Exercise inputs start
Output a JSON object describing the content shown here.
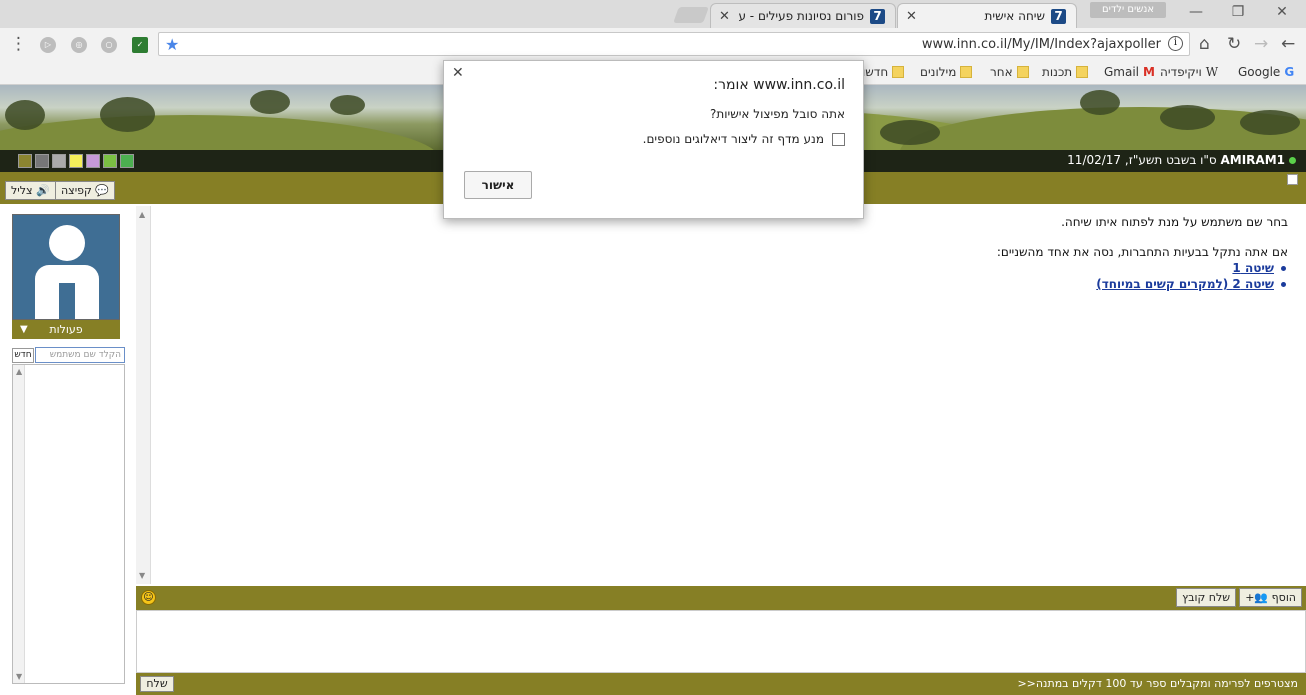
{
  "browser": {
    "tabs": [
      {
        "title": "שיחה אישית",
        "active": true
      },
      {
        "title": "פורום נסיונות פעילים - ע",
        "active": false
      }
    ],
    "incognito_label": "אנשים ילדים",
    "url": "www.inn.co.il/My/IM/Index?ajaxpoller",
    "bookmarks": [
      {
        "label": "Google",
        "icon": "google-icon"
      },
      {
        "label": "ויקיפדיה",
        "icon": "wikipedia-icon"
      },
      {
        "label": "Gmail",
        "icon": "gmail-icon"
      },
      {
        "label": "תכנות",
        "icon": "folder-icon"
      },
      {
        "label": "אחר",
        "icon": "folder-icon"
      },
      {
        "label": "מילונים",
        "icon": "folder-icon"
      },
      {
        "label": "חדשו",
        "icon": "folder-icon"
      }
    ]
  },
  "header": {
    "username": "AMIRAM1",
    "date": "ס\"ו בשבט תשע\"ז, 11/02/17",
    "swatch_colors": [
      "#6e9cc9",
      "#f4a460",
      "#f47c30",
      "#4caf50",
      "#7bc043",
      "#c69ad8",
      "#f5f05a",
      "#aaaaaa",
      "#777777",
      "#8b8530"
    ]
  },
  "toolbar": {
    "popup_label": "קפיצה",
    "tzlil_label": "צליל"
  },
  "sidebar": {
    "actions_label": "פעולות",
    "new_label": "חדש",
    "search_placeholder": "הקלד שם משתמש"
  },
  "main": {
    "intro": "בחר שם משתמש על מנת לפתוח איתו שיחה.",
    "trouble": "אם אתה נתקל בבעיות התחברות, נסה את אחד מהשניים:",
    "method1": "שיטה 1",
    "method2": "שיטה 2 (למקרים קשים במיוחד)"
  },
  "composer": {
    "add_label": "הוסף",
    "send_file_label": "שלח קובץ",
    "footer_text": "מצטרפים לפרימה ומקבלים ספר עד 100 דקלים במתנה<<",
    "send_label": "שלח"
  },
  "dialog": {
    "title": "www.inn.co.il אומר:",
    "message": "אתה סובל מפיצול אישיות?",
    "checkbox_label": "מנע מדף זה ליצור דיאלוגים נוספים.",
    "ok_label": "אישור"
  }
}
Exercise inputs end
Exercise inputs start
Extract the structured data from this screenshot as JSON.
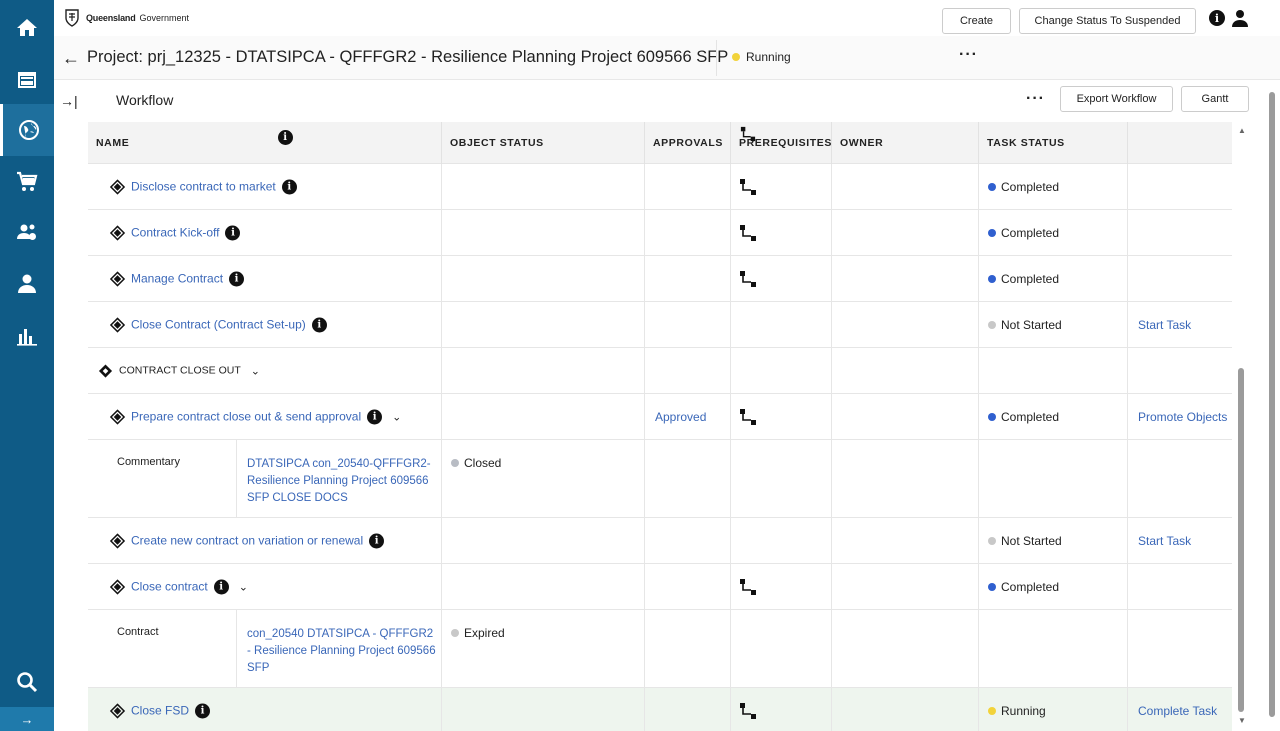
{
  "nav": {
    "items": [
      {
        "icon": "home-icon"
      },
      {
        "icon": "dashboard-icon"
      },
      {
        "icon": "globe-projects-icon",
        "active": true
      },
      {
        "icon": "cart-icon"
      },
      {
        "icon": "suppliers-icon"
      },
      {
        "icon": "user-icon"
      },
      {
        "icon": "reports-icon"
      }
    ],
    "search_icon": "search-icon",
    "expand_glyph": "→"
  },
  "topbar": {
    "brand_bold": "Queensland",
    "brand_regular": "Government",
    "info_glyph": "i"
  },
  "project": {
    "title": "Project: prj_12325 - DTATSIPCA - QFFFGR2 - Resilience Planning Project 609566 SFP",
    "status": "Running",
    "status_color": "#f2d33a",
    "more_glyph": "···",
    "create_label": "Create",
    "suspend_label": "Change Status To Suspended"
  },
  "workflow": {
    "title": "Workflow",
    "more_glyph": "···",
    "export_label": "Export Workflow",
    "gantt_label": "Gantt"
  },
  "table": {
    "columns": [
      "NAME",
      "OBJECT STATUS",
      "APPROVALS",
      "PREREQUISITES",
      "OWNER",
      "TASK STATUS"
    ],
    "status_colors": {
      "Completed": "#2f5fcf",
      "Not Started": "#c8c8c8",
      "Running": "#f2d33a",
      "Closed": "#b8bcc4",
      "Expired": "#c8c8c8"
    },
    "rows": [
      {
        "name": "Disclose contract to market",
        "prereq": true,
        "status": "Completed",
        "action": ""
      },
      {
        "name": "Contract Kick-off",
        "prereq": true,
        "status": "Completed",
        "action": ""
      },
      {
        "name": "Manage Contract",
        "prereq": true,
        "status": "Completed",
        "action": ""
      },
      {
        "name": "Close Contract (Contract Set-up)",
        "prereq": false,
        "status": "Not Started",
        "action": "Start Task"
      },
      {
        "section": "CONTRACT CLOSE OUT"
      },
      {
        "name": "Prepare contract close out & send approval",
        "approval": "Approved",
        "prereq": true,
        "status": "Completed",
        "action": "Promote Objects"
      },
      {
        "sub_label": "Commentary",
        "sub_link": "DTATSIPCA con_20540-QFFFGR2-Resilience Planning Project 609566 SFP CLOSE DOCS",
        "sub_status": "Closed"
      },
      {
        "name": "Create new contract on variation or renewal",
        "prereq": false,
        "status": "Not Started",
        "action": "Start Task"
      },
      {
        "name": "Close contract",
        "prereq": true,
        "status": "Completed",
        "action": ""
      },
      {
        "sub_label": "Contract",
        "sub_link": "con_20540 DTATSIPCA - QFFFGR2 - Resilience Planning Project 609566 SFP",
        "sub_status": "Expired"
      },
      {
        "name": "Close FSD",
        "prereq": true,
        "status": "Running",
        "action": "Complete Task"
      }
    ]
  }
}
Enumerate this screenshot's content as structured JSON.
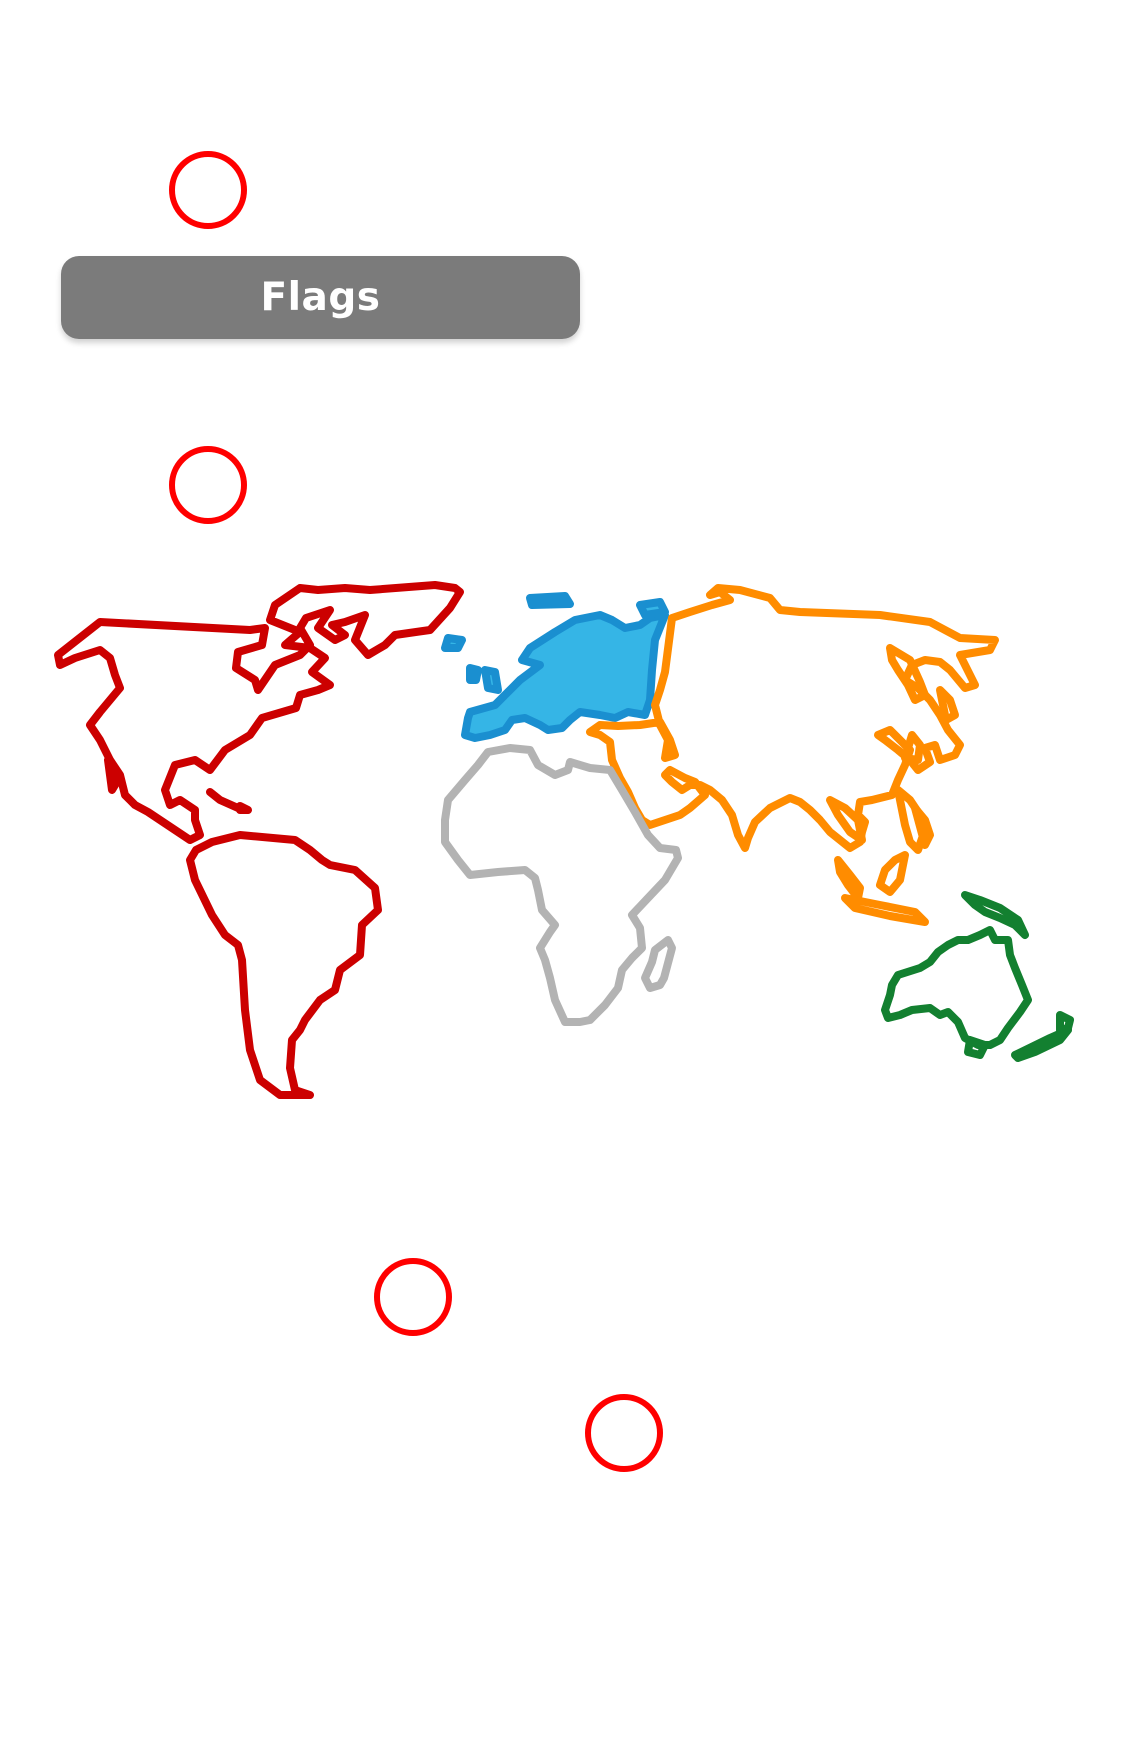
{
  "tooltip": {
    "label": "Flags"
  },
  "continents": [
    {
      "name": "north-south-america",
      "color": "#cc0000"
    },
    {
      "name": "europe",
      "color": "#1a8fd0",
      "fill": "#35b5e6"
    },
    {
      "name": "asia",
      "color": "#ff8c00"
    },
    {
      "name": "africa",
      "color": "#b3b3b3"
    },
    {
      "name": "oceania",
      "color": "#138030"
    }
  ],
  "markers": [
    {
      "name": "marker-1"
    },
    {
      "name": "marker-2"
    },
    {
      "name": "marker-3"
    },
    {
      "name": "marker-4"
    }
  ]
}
Exercise inputs end
Exercise inputs start
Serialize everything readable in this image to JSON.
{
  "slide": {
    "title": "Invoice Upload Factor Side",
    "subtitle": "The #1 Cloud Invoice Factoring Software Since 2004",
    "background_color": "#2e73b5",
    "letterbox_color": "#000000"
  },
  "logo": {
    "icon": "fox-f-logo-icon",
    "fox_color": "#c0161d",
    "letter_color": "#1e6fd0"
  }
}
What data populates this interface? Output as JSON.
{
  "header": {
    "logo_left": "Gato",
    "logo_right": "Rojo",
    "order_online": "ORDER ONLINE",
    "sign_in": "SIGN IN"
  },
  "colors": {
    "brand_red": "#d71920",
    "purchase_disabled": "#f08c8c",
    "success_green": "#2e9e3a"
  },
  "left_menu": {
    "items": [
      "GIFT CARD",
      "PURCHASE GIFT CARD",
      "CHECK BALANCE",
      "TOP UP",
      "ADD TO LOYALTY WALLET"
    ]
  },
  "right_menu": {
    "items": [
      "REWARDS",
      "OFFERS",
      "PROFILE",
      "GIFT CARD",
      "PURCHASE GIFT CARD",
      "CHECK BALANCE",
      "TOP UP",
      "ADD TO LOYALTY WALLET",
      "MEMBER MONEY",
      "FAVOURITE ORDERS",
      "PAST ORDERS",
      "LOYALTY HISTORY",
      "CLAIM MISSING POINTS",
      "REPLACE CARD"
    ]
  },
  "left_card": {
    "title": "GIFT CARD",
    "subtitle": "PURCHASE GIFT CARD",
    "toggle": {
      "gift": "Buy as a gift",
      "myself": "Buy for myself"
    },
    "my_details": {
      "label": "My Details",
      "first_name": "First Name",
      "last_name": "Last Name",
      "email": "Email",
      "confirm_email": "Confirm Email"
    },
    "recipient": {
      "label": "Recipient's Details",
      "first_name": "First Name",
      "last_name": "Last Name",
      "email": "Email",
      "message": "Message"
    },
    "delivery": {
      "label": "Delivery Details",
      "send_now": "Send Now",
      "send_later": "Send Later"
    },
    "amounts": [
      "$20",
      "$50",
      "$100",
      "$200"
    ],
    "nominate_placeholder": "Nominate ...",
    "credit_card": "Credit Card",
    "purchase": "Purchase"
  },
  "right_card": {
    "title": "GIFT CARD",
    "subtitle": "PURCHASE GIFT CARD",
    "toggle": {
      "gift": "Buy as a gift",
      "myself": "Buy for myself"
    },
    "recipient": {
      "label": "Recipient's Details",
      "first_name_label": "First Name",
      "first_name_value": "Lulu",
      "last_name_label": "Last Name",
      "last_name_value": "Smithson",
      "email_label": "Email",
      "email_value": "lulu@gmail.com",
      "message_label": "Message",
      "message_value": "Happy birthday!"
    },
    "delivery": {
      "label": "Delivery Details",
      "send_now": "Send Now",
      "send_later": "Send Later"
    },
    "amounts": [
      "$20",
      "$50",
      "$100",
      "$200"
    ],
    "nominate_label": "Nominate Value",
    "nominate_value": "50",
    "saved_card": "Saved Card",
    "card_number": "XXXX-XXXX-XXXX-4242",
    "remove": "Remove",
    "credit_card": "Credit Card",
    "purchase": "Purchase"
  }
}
Exercise inputs end
● Do this
Report how many lines in the listing include the word "Create". Give nothing but the count.

● Expected output
2